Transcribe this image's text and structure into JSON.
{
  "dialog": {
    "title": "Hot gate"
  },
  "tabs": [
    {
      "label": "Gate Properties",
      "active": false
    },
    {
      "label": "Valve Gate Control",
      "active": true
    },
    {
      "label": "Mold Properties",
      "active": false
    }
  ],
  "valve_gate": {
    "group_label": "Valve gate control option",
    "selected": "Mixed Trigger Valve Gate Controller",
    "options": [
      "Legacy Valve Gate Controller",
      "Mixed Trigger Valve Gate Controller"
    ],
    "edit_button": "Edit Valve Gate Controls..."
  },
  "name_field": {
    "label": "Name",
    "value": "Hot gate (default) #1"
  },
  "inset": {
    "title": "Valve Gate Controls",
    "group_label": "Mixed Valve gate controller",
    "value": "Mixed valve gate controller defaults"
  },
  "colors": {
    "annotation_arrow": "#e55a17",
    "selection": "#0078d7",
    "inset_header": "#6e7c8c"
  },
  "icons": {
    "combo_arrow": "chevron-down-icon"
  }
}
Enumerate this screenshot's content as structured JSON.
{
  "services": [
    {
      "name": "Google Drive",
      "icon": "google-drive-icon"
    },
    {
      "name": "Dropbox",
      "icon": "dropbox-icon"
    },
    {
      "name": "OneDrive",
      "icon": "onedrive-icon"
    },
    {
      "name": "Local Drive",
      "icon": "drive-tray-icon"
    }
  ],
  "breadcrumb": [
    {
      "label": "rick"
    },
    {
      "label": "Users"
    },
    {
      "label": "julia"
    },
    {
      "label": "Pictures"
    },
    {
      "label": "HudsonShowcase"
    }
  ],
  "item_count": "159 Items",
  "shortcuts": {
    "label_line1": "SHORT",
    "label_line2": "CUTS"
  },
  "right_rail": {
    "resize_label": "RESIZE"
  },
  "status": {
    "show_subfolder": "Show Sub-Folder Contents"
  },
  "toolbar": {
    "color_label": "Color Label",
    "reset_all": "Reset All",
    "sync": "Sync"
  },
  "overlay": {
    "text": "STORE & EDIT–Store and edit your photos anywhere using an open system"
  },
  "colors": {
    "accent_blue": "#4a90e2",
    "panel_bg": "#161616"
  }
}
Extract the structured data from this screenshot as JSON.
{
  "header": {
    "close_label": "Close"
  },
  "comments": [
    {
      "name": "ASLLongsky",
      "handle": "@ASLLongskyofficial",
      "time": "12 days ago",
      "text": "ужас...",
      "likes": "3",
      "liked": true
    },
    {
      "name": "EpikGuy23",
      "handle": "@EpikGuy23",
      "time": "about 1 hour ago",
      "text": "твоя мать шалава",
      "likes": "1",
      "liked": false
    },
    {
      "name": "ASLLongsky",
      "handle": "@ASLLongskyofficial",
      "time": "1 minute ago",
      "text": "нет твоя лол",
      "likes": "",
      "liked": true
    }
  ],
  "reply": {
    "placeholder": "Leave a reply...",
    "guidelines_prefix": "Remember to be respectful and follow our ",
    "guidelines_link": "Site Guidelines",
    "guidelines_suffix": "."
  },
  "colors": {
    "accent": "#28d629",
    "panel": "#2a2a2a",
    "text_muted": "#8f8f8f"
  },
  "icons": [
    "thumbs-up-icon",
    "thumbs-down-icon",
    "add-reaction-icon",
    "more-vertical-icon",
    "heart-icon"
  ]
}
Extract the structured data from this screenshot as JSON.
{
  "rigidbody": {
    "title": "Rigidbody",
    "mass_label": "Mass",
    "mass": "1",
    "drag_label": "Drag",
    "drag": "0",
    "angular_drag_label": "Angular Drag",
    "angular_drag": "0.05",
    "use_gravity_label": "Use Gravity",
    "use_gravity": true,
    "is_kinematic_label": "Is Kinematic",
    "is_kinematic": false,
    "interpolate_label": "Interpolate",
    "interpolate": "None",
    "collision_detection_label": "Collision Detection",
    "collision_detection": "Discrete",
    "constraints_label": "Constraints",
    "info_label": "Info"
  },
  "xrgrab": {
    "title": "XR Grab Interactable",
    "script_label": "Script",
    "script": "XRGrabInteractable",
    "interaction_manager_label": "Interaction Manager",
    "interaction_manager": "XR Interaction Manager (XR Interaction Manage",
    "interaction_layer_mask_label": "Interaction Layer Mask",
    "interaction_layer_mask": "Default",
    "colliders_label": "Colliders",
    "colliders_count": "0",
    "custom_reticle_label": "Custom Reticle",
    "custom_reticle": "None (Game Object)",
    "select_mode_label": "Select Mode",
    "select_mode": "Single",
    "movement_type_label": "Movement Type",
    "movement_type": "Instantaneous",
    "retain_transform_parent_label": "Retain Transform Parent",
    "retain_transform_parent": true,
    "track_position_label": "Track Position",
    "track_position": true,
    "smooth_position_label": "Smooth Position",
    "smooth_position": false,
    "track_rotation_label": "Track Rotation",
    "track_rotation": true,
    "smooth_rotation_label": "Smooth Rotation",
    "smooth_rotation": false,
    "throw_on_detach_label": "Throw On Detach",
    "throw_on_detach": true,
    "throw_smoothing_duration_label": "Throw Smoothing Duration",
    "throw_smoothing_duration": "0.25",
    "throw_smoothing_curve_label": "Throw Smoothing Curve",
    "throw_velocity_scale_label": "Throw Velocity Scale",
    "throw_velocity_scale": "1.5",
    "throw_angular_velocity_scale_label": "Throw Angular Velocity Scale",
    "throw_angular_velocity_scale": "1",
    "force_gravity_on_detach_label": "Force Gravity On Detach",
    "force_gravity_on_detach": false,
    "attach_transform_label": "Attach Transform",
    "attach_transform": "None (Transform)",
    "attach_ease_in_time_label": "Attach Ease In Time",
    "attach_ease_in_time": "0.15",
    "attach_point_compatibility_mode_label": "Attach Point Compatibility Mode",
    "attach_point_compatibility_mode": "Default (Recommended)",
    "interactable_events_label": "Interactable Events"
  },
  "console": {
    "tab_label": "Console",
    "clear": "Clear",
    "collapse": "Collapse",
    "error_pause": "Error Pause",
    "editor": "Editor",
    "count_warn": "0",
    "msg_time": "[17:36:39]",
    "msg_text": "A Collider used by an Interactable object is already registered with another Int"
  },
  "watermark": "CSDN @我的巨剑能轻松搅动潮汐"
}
-------------------------
PROMPT. Give all the entries again exactly; leave none out.

SOLVED PROBLEM.
Transcribe this image's text and structure into JSON.
{
  "dialog": {
    "title": "Hot gate"
  },
  "tabs": [
    {
      "label": "Gate Properties",
      "active": false
    },
    {
      "label": "Valve Gate Control",
      "active": true
    },
    {
      "label": "Mold Properties",
      "active": false
    }
  ],
  "valve_gate": {
    "group_label": "Valve gate control option",
    "selected": "Mixed Trigger Valve Gate Controller",
    "options": [
      "Legacy Valve Gate Controller",
      "Mixed Trigger Valve Gate Controller"
    ],
    "edit_button": "Edit Valve Gate Controls..."
  },
  "name_field": {
    "label": "Name",
    "value": "Hot gate (default) #1"
  },
  "inset": {
    "title": "Valve Gate Controls",
    "group_label": "Mixed Valve gate controller",
    "value": "Mixed valve gate controller defaults"
  },
  "colors": {
    "annotation_arrow": "#e55a17",
    "selection": "#0078d7",
    "inset_header": "#6e7c8c"
  },
  "icons": {
    "combo_arrow": "chevron-down-icon"
  }
}
Enumerate this screenshot's content as structured JSON.
{
  "services": [
    {
      "name": "Google Drive",
      "icon": "google-drive-icon"
    },
    {
      "name": "Dropbox",
      "icon": "dropbox-icon"
    },
    {
      "name": "OneDrive",
      "icon": "onedrive-icon"
    },
    {
      "name": "Local Drive",
      "icon": "drive-tray-icon"
    }
  ],
  "breadcrumb": [
    {
      "label": "rick"
    },
    {
      "label": "Users"
    },
    {
      "label": "julia"
    },
    {
      "label": "Pictures"
    },
    {
      "label": "HudsonShowcase"
    }
  ],
  "item_count": "159 Items",
  "shortcuts": {
    "label_line1": "SHORT",
    "label_line2": "CUTS"
  },
  "right_rail": {
    "resize_label": "RESIZE"
  },
  "status": {
    "show_subfolder": "Show Sub-Folder Contents"
  },
  "toolbar": {
    "color_label": "Color Label",
    "reset_all": "Reset All",
    "sync": "Sync"
  },
  "overlay": {
    "text": "STORE & EDIT–Store and edit your photos anywhere using an open system"
  },
  "colors": {
    "accent_blue": "#4a90e2",
    "panel_bg": "#161616"
  }
}
Extract the structured data from this screenshot as JSON.
{
  "header": {
    "close_label": "Close"
  },
  "comments": [
    {
      "name": "ASLLongsky",
      "handle": "@ASLLongskyofficial",
      "time": "12 days ago",
      "text": "ужас...",
      "likes": "3",
      "liked": true
    },
    {
      "name": "EpikGuy23",
      "handle": "@EpikGuy23",
      "time": "about 1 hour ago",
      "text": "твоя мать шалава",
      "likes": "1",
      "liked": false
    },
    {
      "name": "ASLLongsky",
      "handle": "@ASLLongskyofficial",
      "time": "1 minute ago",
      "text": "нет твоя лол",
      "likes": "",
      "liked": true
    }
  ],
  "reply": {
    "placeholder": "Leave a reply...",
    "guidelines_prefix": "Remember to be respectful and follow our ",
    "guidelines_link": "Site Guidelines",
    "guidelines_suffix": "."
  },
  "colors": {
    "accent": "#28d629",
    "panel": "#2a2a2a",
    "text_muted": "#8f8f8f"
  },
  "icons": [
    "thumbs-up-icon",
    "thumbs-down-icon",
    "add-reaction-icon",
    "more-vertical-icon",
    "heart-icon"
  ]
}
Extract the structured data from this screenshot as JSON.
{
  "rigidbody": {
    "title": "Rigidbody",
    "mass_label": "Mass",
    "mass": "1",
    "drag_label": "Drag",
    "drag": "0",
    "angular_drag_label": "Angular Drag",
    "angular_drag": "0.05",
    "use_gravity_label": "Use Gravity",
    "use_gravity": true,
    "is_kinematic_label": "Is Kinematic",
    "is_kinematic": false,
    "interpolate_label": "Interpolate",
    "interpolate": "None",
    "collision_detection_label": "Collision Detection",
    "collision_detection": "Discrete",
    "constraints_label": "Constraints",
    "info_label": "Info"
  },
  "xrgrab": {
    "title": "XR Grab Interactable",
    "script_label": "Script",
    "script": "XRGrabInteractable",
    "interaction_manager_label": "Interaction Manager",
    "interaction_manager": "XR Interaction Manager (XR Interaction Manage",
    "interaction_layer_mask_label": "Interaction Layer Mask",
    "interaction_layer_mask": "Default",
    "colliders_label": "Colliders",
    "colliders_count": "0",
    "custom_reticle_label": "Custom Reticle",
    "custom_reticle": "None (Game Object)",
    "select_mode_label": "Select Mode",
    "select_mode": "Single",
    "movement_type_label": "Movement Type",
    "movement_type": "Instantaneous",
    "retain_transform_parent_label": "Retain Transform Parent",
    "retain_transform_parent": true,
    "track_position_label": "Track Position",
    "track_position": true,
    "smooth_position_label": "Smooth Position",
    "smooth_position": false,
    "track_rotation_label": "Track Rotation",
    "track_rotation": true,
    "smooth_rotation_label": "Smooth Rotation",
    "smooth_rotation": false,
    "throw_on_detach_label": "Throw On Detach",
    "throw_on_detach": true,
    "throw_smoothing_duration_label": "Throw Smoothing Duration",
    "throw_smoothing_duration": "0.25",
    "throw_smoothing_curve_label": "Throw Smoothing Curve",
    "throw_velocity_scale_label": "Throw Velocity Scale",
    "throw_velocity_scale": "1.5",
    "throw_angular_velocity_scale_label": "Throw Angular Velocity Scale",
    "throw_angular_velocity_scale": "1",
    "force_gravity_on_detach_label": "Force Gravity On Detach",
    "force_gravity_on_detach": false,
    "attach_transform_label": "Attach Transform",
    "attach_transform": "None (Transform)",
    "attach_ease_in_time_label": "Attach Ease In Time",
    "attach_ease_in_time": "0.15",
    "attach_point_compatibility_mode_label": "Attach Point Compatibility Mode",
    "attach_point_compatibility_mode": "Default (Recommended)",
    "interactable_events_label": "Interactable Events"
  },
  "console": {
    "tab_label": "Console",
    "clear": "Clear",
    "collapse": "Collapse",
    "error_pause": "Error Pause",
    "editor": "Editor",
    "count_warn": "0",
    "msg_time": "[17:36:39]",
    "msg_text": "A Collider used by an Interactable object is already registered with another Int"
  },
  "watermark": "CSDN @我的巨剑能轻松搅动潮汐"
}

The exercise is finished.